TASK REQUIREMENTS:
Arrange the lines below as a Markdown table with the columns Row and Line text, numbering each row and leaving out any blank lines.

INPUT RECORDS:
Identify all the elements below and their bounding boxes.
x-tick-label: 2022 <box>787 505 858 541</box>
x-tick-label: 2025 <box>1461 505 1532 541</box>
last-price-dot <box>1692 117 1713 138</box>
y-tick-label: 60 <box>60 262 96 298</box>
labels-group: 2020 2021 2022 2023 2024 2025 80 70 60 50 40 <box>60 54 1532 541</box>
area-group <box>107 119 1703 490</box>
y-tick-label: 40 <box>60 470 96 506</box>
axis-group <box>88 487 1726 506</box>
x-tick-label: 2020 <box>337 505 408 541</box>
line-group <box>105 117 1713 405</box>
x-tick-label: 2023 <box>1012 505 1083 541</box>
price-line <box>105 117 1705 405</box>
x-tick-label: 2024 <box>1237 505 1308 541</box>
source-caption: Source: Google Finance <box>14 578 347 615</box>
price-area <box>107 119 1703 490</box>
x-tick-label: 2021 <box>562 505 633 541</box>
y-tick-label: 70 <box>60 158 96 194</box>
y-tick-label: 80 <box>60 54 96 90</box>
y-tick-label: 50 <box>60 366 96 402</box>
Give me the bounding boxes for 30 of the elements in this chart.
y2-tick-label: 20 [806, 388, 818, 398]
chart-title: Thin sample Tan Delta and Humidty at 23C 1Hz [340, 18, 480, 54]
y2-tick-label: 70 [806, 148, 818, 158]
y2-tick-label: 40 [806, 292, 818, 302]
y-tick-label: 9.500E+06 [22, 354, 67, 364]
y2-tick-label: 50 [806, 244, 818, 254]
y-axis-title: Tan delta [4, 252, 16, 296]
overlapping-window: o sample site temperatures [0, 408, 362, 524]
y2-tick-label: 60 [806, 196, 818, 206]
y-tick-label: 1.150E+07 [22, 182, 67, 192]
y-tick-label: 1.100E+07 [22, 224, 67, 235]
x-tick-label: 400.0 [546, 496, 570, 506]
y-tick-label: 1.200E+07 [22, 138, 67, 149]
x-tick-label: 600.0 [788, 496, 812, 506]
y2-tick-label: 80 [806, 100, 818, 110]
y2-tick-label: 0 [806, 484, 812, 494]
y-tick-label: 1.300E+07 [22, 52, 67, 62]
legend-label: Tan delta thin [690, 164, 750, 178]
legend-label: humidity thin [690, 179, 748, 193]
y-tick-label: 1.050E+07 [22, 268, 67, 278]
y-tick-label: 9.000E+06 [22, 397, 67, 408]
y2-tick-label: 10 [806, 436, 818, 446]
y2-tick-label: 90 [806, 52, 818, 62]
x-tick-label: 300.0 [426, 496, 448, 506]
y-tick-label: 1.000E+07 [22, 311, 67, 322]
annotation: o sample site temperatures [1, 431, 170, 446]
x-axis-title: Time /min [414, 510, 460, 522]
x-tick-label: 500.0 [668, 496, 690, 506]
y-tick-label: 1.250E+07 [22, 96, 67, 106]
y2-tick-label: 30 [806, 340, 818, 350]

EXERCISE ANSWER:
| Row | Line text |
|---|---|
| 1 | Identify all the elements below and their bounding boxes. |
| 2 | x-tick-label: 2022 <box>787 505 858 541</box> |
| 3 | x-tick-label: 2025 <box>1461 505 1532 541</box> |
| 4 | last-price-dot <box>1692 117 1713 138</box> |
| 5 | y-tick-label: 60 <box>60 262 96 298</box> |
| 6 | labels-group: 2020 2021 2022 2023 2024 2025 80 70 60 50 40 <box>60 54 1532 541</box> |
| 7 | area-group <box>107 119 1703 490</box> |
| 8 | y-tick-label: 40 <box>60 470 96 506</box> |
| 9 | axis-group <box>88 487 1726 506</box> |
| 10 | x-tick-label: 2020 <box>337 505 408 541</box> |
| 11 | line-group <box>105 117 1713 405</box> |
| 12 | x-tick-label: 2023 <box>1012 505 1083 541</box> |
| 13 | price-line <box>105 117 1705 405</box> |
| 14 | x-tick-label: 2024 <box>1237 505 1308 541</box> |
| 15 | source-caption: Source: Google Finance <box>14 578 347 615</box> |
| 16 | price-area <box>107 119 1703 490</box> |
| 17 | x-tick-label: 2021 <box>562 505 633 541</box> |
| 18 | y-tick-label: 70 <box>60 158 96 194</box> |
| 19 | y-tick-label: 80 <box>60 54 96 90</box> |
| 20 | y-tick-label: 50 <box>60 366 96 402</box> |
| 21 | Give me the bounding boxes for 30 of the elements in this chart. |
| 22 | y2-tick-label: 20 [806, 388, 818, 398] |
| 23 | chart-title: Thin sample Tan Delta and Humidty at 23C 1Hz [340, 18, 480, 54] |
| 24 | y2-tick-label: 70 [806, 148, 818, 158] |
| 25 | y2-tick-label: 40 [806, 292, 818, 302] |
| 26 | y-tick-label: 9.500E+06 [22, 354, 67, 364] |
| 27 | y2-tick-label: 50 [806, 244, 818, 254] |
| 28 | y-axis-title: Tan delta [4, 252, 16, 296] |
| 29 | overlapping-window: o sample site temperatures [0, 408, 362, 524] |
| 30 | y2-tick-label: 60 [806, 196, 818, 206] |
| 31 | y-tick-label: 1.150E+07 [22, 182, 67, 192] |
| 32 | y-tick-label: 1.100E+07 [22, 224, 67, 235] |
| 33 | x-tick-label: 400.0 [546, 496, 570, 506] |
| 34 | y-tick-label: 1.200E+07 [22, 138, 67, 149] |
| 35 | x-tick-label: 600.0 [788, 496, 812, 506] |
| 36 | y2-tick-label: 80 [806, 100, 818, 110] |
| 37 | y2-tick-label: 0 [806, 484, 812, 494] |
| 38 | y-tick-label: 1.300E+07 [22, 52, 67, 62] |
| 39 | legend-label: Tan delta thin [690, 164, 750, 178] |
| 40 | legend-label: humidity thin [690, 179, 748, 193] |
| 41 | y-tick-label: 1.050E+07 [22, 268, 67, 278] |
| 42 | y-tick-label: 9.000E+06 [22, 397, 67, 408] |
| 43 | y2-tick-label: 10 [806, 436, 818, 446] |
| 44 | y2-tick-label: 90 [806, 52, 818, 62] |
| 45 | x-tick-label: 300.0 [426, 496, 448, 506] |
| 46 | y-tick-label: 1.000E+07 [22, 311, 67, 322] |
| 47 | annotation: o sample site temperatures [1, 431, 170, 446] |
| 48 | x-axis-title: Time /min [414, 510, 460, 522] |
| 49 | x-tick-label: 500.0 [668, 496, 690, 506] |
| 50 | y-tick-label: 1.250E+07 [22, 96, 67, 106] |
| 51 | y2-tick-label: 30 [806, 340, 818, 350] |